▶ _Set exercise_
Give all of the lines again exactly as they read.

Items from a dataset:
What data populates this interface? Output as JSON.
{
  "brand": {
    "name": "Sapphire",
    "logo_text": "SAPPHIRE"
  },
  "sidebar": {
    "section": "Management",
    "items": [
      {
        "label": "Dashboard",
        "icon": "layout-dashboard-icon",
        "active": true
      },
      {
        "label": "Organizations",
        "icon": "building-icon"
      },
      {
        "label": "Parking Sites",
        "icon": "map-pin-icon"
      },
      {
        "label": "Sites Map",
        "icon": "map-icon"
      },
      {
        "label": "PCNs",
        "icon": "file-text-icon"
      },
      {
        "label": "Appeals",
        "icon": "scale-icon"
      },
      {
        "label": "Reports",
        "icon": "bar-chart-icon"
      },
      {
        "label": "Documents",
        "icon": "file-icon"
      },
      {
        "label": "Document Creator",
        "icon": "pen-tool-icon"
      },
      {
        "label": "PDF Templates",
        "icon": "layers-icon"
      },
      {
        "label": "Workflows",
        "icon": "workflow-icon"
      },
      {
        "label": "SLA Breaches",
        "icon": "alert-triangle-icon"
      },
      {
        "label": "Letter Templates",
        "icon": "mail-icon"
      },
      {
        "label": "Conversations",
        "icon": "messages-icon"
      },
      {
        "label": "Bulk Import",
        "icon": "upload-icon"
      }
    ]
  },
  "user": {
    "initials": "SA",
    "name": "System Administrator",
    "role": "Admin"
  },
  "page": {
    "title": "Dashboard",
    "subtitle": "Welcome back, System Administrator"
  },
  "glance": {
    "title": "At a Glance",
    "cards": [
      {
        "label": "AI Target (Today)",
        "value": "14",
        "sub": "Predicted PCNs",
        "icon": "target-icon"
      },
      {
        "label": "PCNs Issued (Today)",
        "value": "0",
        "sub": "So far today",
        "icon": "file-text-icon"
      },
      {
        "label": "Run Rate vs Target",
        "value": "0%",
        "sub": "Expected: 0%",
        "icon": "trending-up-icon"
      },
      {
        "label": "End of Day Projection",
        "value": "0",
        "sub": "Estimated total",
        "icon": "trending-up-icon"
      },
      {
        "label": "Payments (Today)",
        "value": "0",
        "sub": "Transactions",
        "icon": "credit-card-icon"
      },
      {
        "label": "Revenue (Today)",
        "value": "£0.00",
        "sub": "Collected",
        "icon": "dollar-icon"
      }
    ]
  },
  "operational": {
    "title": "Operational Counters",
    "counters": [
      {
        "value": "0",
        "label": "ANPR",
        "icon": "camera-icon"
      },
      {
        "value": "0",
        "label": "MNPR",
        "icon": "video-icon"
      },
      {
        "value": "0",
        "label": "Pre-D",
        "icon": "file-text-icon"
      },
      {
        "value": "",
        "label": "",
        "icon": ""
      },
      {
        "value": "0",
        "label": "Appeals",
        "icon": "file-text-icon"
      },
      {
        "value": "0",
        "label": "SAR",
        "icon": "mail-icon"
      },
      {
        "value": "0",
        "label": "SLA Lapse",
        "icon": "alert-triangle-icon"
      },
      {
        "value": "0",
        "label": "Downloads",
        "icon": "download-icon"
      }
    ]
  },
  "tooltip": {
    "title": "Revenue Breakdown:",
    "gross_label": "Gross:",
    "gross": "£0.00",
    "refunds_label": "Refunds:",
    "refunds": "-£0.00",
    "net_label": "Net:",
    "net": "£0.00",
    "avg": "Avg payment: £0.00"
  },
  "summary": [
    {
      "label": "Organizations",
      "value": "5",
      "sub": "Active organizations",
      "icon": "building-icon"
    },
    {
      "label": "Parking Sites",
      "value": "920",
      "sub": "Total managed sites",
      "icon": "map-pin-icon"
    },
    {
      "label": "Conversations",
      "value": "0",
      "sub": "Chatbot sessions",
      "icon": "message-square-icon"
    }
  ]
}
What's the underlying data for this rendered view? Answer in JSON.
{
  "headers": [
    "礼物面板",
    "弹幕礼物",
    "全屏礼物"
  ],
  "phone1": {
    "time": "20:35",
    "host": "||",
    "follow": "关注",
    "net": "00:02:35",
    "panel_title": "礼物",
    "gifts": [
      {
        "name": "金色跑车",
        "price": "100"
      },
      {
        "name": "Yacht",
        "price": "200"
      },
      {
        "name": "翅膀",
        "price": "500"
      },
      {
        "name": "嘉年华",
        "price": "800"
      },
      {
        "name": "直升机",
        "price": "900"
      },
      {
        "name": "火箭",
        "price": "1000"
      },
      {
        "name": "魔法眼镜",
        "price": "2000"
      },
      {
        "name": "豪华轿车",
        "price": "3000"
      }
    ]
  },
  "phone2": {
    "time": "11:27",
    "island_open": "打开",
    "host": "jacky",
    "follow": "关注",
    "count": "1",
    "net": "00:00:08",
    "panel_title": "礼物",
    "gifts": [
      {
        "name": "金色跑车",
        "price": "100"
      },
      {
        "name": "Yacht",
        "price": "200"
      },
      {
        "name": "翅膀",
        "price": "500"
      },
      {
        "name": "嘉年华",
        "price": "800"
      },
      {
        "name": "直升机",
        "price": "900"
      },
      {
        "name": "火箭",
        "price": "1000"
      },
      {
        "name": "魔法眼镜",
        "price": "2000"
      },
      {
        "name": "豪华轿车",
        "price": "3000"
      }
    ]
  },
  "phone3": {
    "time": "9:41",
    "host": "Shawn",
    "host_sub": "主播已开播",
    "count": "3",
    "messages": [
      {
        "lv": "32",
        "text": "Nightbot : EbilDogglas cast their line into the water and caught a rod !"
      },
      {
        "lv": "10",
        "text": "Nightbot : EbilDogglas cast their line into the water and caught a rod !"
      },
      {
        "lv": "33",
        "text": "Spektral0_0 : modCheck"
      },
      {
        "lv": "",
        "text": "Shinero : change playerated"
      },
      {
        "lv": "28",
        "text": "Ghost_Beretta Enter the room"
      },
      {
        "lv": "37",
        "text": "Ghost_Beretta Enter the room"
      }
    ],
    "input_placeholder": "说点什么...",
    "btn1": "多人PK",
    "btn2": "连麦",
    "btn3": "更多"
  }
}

▶ _The completed task_
What data populates this interface? Output as JSON.
{
  "brand": {
    "name": "Sapphire",
    "logo_text": "SAPPHIRE"
  },
  "sidebar": {
    "section": "Management",
    "items": [
      {
        "label": "Dashboard",
        "icon": "layout-dashboard-icon",
        "active": true
      },
      {
        "label": "Organizations",
        "icon": "building-icon"
      },
      {
        "label": "Parking Sites",
        "icon": "map-pin-icon"
      },
      {
        "label": "Sites Map",
        "icon": "map-icon"
      },
      {
        "label": "PCNs",
        "icon": "file-text-icon"
      },
      {
        "label": "Appeals",
        "icon": "scale-icon"
      },
      {
        "label": "Reports",
        "icon": "bar-chart-icon"
      },
      {
        "label": "Documents",
        "icon": "file-icon"
      },
      {
        "label": "Document Creator",
        "icon": "pen-tool-icon"
      },
      {
        "label": "PDF Templates",
        "icon": "layers-icon"
      },
      {
        "label": "Workflows",
        "icon": "workflow-icon"
      },
      {
        "label": "SLA Breaches",
        "icon": "alert-triangle-icon"
      },
      {
        "label": "Letter Templates",
        "icon": "mail-icon"
      },
      {
        "label": "Conversations",
        "icon": "messages-icon"
      },
      {
        "label": "Bulk Import",
        "icon": "upload-icon"
      }
    ]
  },
  "user": {
    "initials": "SA",
    "name": "System Administrator",
    "role": "Admin"
  },
  "page": {
    "title": "Dashboard",
    "subtitle": "Welcome back, System Administrator"
  },
  "glance": {
    "title": "At a Glance",
    "cards": [
      {
        "label": "AI Target (Today)",
        "value": "14",
        "sub": "Predicted PCNs",
        "icon": "target-icon"
      },
      {
        "label": "PCNs Issued (Today)",
        "value": "0",
        "sub": "So far today",
        "icon": "file-text-icon"
      },
      {
        "label": "Run Rate vs Target",
        "value": "0%",
        "sub": "Expected: 0%",
        "icon": "trending-up-icon"
      },
      {
        "label": "End of Day Projection",
        "value": "0",
        "sub": "Estimated total",
        "icon": "trending-up-icon"
      },
      {
        "label": "Payments (Today)",
        "value": "0",
        "sub": "Transactions",
        "icon": "credit-card-icon"
      },
      {
        "label": "Revenue (Today)",
        "value": "£0.00",
        "sub": "Collected",
        "icon": "dollar-icon"
      }
    ]
  },
  "operational": {
    "title": "Operational Counters",
    "counters": [
      {
        "value": "0",
        "label": "ANPR",
        "icon": "camera-icon"
      },
      {
        "value": "0",
        "label": "MNPR",
        "icon": "video-icon"
      },
      {
        "value": "0",
        "label": "Pre-D",
        "icon": "file-text-icon"
      },
      {
        "value": "",
        "label": "",
        "icon": ""
      },
      {
        "value": "0",
        "label": "Appeals",
        "icon": "file-text-icon"
      },
      {
        "value": "0",
        "label": "SAR",
        "icon": "mail-icon"
      },
      {
        "value": "0",
        "label": "SLA Lapse",
        "icon": "alert-triangle-icon"
      },
      {
        "value": "0",
        "label": "Downloads",
        "icon": "download-icon"
      }
    ]
  },
  "tooltip": {
    "title": "Revenue Breakdown:",
    "gross_label": "Gross:",
    "gross": "£0.00",
    "refunds_label": "Refunds:",
    "refunds": "-£0.00",
    "net_label": "Net:",
    "net": "£0.00",
    "avg": "Avg payment: £0.00"
  },
  "summary": [
    {
      "label": "Organizations",
      "value": "5",
      "sub": "Active organizations",
      "icon": "building-icon"
    },
    {
      "label": "Parking Sites",
      "value": "920",
      "sub": "Total managed sites",
      "icon": "map-pin-icon"
    },
    {
      "label": "Conversations",
      "value": "0",
      "sub": "Chatbot sessions",
      "icon": "message-square-icon"
    }
  ]
}
What's the underlying data for this rendered view? Answer in JSON.
{
  "headers": [
    "礼物面板",
    "弹幕礼物",
    "全屏礼物"
  ],
  "phone1": {
    "time": "20:35",
    "host": "||",
    "follow": "关注",
    "net": "00:02:35",
    "panel_title": "礼物",
    "gifts": [
      {
        "name": "金色跑车",
        "price": "100"
      },
      {
        "name": "Yacht",
        "price": "200"
      },
      {
        "name": "翅膀",
        "price": "500"
      },
      {
        "name": "嘉年华",
        "price": "800"
      },
      {
        "name": "直升机",
        "price": "900"
      },
      {
        "name": "火箭",
        "price": "1000"
      },
      {
        "name": "魔法眼镜",
        "price": "2000"
      },
      {
        "name": "豪华轿车",
        "price": "3000"
      }
    ]
  },
  "phone2": {
    "time": "11:27",
    "island_open": "打开",
    "host": "jacky",
    "follow": "关注",
    "count": "1",
    "net": "00:00:08",
    "panel_title": "礼物",
    "gifts": [
      {
        "name": "金色跑车",
        "price": "100"
      },
      {
        "name": "Yacht",
        "price": "200"
      },
      {
        "name": "翅膀",
        "price": "500"
      },
      {
        "name": "嘉年华",
        "price": "800"
      },
      {
        "name": "直升机",
        "price": "900"
      },
      {
        "name": "火箭",
        "price": "1000"
      },
      {
        "name": "魔法眼镜",
        "price": "2000"
      },
      {
        "name": "豪华轿车",
        "price": "3000"
      }
    ]
  },
  "phone3": {
    "time": "9:41",
    "host": "Shawn",
    "host_sub": "主播已开播",
    "count": "3",
    "messages": [
      {
        "lv": "32",
        "text": "Nightbot : EbilDogglas cast their line into the water and caught a rod !"
      },
      {
        "lv": "10",
        "text": "Nightbot : EbilDogglas cast their line into the water and caught a rod !"
      },
      {
        "lv": "33",
        "text": "Spektral0_0 : modCheck"
      },
      {
        "lv": "",
        "text": "Shinero : change playerated"
      },
      {
        "lv": "28",
        "text": "Ghost_Beretta Enter the room"
      },
      {
        "lv": "37",
        "text": "Ghost_Beretta Enter the room"
      }
    ],
    "input_placeholder": "说点什么...",
    "btn1": "多人PK",
    "btn2": "连麦",
    "btn3": "更多"
  }
}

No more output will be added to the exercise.